EXTRACTED ENTRIES:
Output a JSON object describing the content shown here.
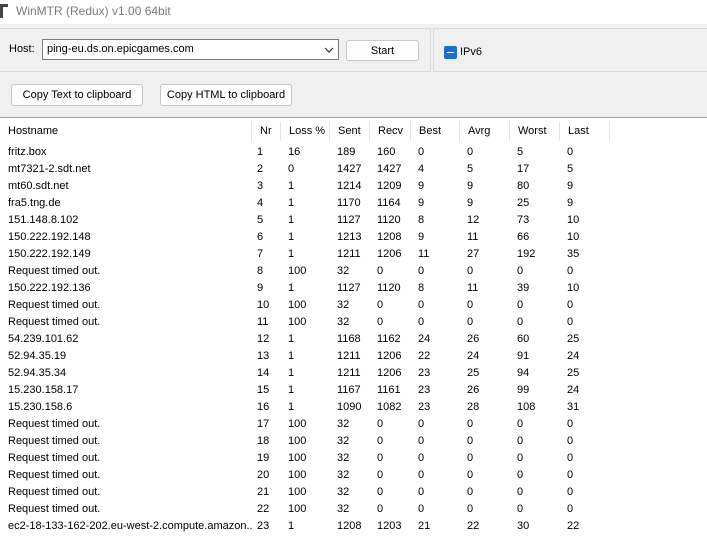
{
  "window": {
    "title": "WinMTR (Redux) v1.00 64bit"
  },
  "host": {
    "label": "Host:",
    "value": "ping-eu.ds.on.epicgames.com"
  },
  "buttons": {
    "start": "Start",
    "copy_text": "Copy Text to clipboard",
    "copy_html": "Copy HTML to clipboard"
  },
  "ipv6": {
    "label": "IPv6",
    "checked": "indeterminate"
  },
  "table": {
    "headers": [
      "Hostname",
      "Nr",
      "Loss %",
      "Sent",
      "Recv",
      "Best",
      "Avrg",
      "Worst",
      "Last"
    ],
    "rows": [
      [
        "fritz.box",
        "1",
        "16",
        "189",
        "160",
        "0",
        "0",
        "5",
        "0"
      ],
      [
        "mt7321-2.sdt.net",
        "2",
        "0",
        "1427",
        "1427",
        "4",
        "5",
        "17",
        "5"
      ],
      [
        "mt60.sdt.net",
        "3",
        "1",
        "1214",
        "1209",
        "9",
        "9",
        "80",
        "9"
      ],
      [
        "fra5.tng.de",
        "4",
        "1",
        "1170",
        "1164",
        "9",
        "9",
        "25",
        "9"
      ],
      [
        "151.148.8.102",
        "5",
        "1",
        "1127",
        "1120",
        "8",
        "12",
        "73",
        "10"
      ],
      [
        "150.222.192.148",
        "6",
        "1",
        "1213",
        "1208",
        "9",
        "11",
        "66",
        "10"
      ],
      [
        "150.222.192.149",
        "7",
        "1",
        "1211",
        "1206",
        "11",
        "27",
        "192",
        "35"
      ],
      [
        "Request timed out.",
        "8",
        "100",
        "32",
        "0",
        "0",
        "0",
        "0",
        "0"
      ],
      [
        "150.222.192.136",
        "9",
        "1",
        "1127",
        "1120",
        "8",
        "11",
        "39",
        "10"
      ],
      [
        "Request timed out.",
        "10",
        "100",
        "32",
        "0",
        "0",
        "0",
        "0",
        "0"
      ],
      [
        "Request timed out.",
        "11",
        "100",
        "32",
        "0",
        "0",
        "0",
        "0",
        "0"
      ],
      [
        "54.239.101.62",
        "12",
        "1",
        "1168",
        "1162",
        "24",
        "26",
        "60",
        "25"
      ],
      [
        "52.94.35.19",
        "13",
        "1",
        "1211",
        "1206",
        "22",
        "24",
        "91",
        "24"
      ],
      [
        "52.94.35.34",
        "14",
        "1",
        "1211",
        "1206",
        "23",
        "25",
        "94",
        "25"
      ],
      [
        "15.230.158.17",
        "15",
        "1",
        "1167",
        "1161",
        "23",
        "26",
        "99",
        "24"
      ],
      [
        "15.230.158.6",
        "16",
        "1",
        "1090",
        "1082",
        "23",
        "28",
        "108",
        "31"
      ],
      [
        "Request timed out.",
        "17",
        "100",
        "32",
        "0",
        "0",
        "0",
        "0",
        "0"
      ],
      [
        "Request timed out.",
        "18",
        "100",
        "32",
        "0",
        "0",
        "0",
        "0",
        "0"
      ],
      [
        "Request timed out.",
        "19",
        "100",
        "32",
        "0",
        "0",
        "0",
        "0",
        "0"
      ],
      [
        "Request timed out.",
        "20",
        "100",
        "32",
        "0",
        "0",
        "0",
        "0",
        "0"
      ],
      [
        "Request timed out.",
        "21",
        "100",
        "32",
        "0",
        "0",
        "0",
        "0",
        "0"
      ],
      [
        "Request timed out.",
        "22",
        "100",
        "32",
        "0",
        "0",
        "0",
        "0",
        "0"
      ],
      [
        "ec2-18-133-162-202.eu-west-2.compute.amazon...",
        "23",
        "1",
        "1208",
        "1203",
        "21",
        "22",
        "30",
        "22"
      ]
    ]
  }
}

SET EXERCISE:
From the entries above, copy every line that holds the word "clipboard".

RESULT FOR THIS EXERCISE:
    "copy_text": "Copy Text to clipboard",
    "copy_html": "Copy HTML to clipboard"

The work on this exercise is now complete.